> [Short exercise]
Extract each line of the records below that contains the word "فإني".

> [Data for this exercise]
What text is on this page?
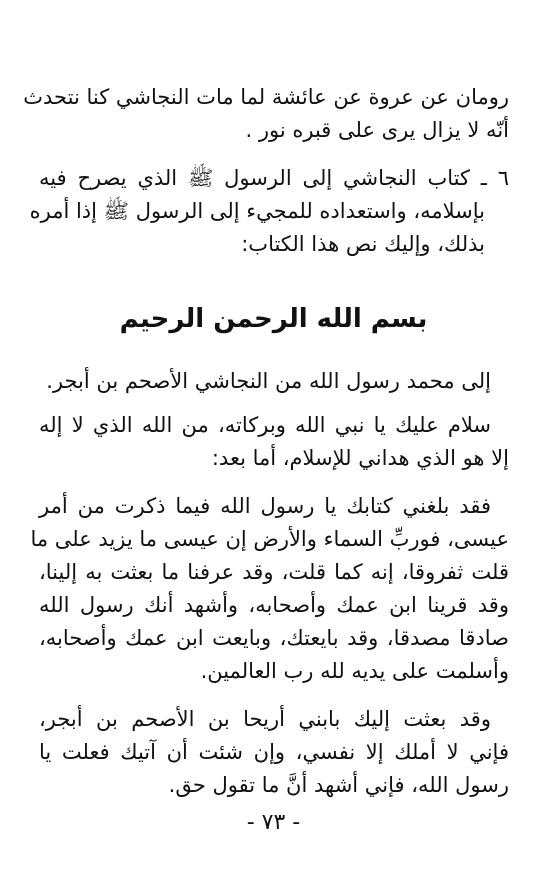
رومان عن عروة عن عائشة لما مات النجاشي كنا نتحدث
أنّه لا يزال يرى على قبره نور .
٦ ـ كتاب النجاشي إلى الرسول ﷺ الذي يصرح فيه
بإسلامه، واستعداده للمجيء إلى الرسول ﷺ إذا أمره
بذلك، وإليك نص هذا الكتاب:
بسم الله الرحمن الرحيم
إلى محمد رسول الله من النجاشي الأصحم بن أبجر.
سلام عليك يا نبي الله وبركاته، من الله الذي لا إله
إلا هو الذي هداني للإسلام، أما بعد:
فقد بلغني كتابك يا رسول الله فيما ذكرت من أمر
عيسى، فوربِّ السماء والأرض إن عيسى ما يزيد على ما
قلت ثفروقا، إنه كما قلت، وقد عرفنا ما بعثت به إلينا،
وقد قرينا ابن عمك وأصحابه، وأشهد أنك رسول الله
صادقا مصدقا، وقد بايعتك، وبايعت ابن عمك وأصحابه،
وأسلمت على يديه لله رب العالمين.
وقد بعثت إليك بابني أريحا بن الأصحم بن أبجر،
فإني لا أملك إلا نفسي، وإن شئت أن آتيك فعلت يا
رسول الله، فإني أشهد أنَّ ما تقول حق.
- ٧٣ -
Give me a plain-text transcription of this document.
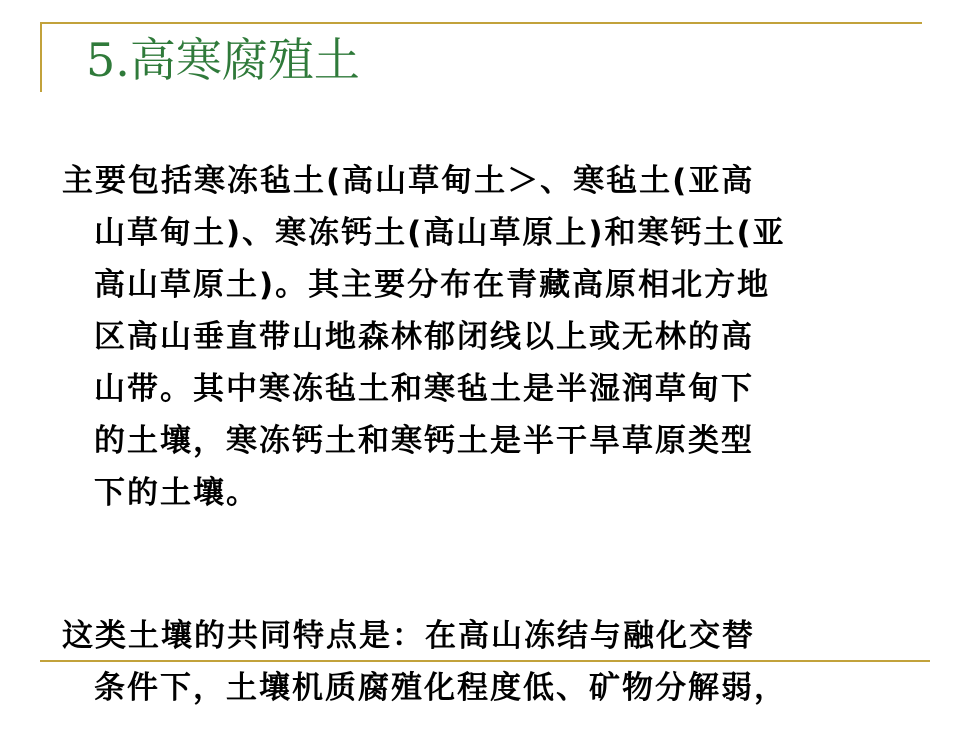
5.高寒腐殖土
主要包括寒冻毡土(高山草甸土＞、寒毡土(亚高
山草甸土)、寒冻钙土(高山草原上)和寒钙土(亚
高山草原土)。其主要分布在青藏高原相北方地
区高山垂直带山地森林郁闭线以上或无林的高
山带。其中寒冻毡土和寒毡土是半湿润草甸下
的土壤，寒冻钙土和寒钙土是半干旱草原类型
下的土壤。
这类土壤的共同特点是：在高山冻结与融化交替
条件下，土壤机质腐殖化程度低、矿物分解弱，
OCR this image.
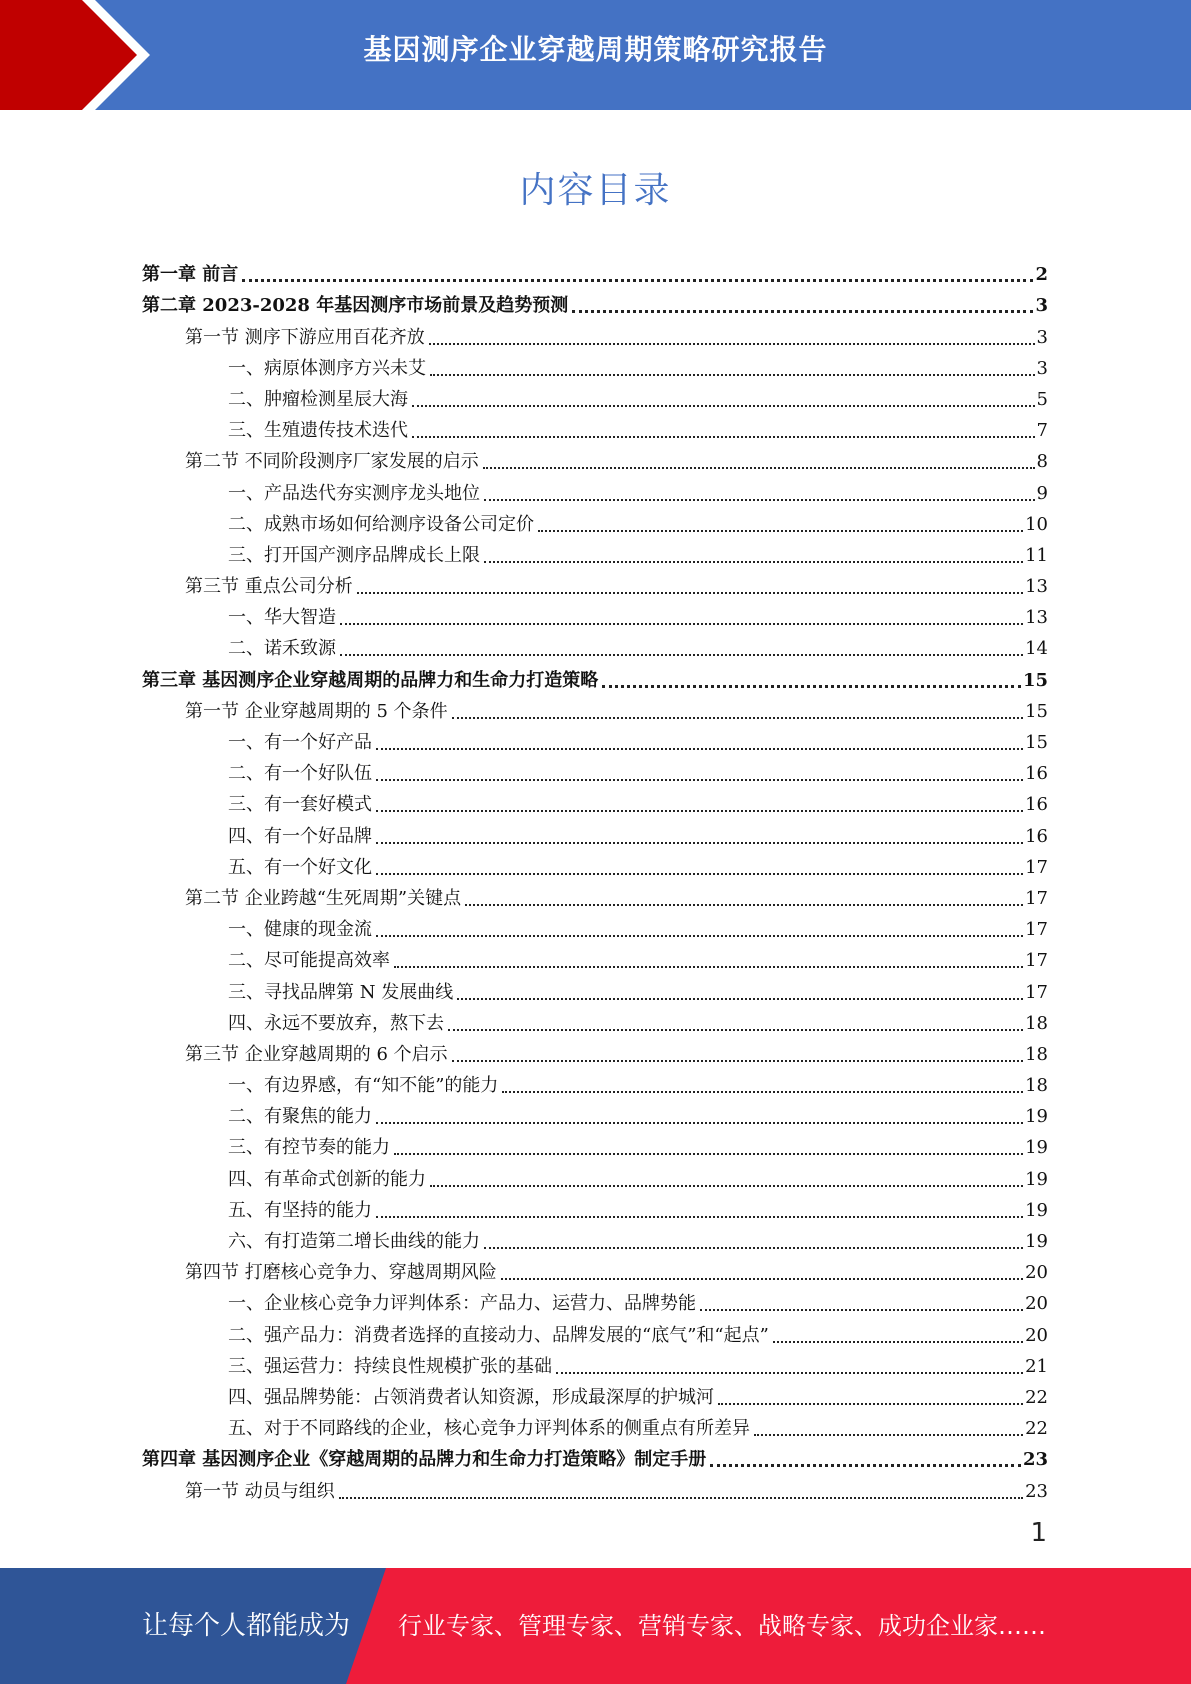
基因测序企业穿越周期策略研究报告
内容目录
第一章 前言	2
第二章 2023-2028 年基因测序市场前景及趋势预测	3
第一节 测序下游应用百花齐放	3
一、病原体测序方兴未艾	3
二、肿瘤检测星辰大海	5
三、生殖遗传技术迭代	7
第二节 不同阶段测序厂家发展的启示	8
一、产品迭代夯实测序龙头地位	9
二、成熟市场如何给测序设备公司定价	10
三、打开国产测序品牌成长上限	11
第三节 重点公司分析	13
一、华大智造	13
二、诺禾致源	14
第三章 基因测序企业穿越周期的品牌力和生命力打造策略	15
第一节 企业穿越周期的 5 个条件	15
一、有一个好产品	15
二、有一个好队伍	16
三、有一套好模式	16
四、有一个好品牌	16
五、有一个好文化	17
第二节 企业跨越“生死周期”关键点	17
一、健康的现金流	17
二、尽可能提高效率	17
三、寻找品牌第 N 发展曲线	17
四、永远不要放弃，熬下去	18
第三节 企业穿越周期的 6 个启示	18
一、有边界感，有“知不能”的能力	18
二、有聚焦的能力	19
三、有控节奏的能力	19
四、有革命式创新的能力	19
五、有坚持的能力	19
六、有打造第二增长曲线的能力	19
第四节 打磨核心竞争力、穿越周期风险	20
一、企业核心竞争力评判体系：产品力、运营力、品牌势能	20
二、强产品力：消费者选择的直接动力、品牌发展的“底气”和“起点”	20
三、强运营力：持续良性规模扩张的基础	21
四、强品牌势能：占领消费者认知资源，形成最深厚的护城河	22
五、对于不同路线的企业，核心竞争力评判体系的侧重点有所差异	22
第四章 基因测序企业《穿越周期的品牌力和生命力打造策略》制定手册	23
第一节 动员与组织	23
1
让每个人都能成为 行业专家、管理专家、营销专家、战略专家、成功企业家……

> [The solution]
فإني لا أملك إلا نفسي، وإن شئت أن آتيك فعلت يا
رسول الله، فإني أشهد أنَّ ما تقول حق.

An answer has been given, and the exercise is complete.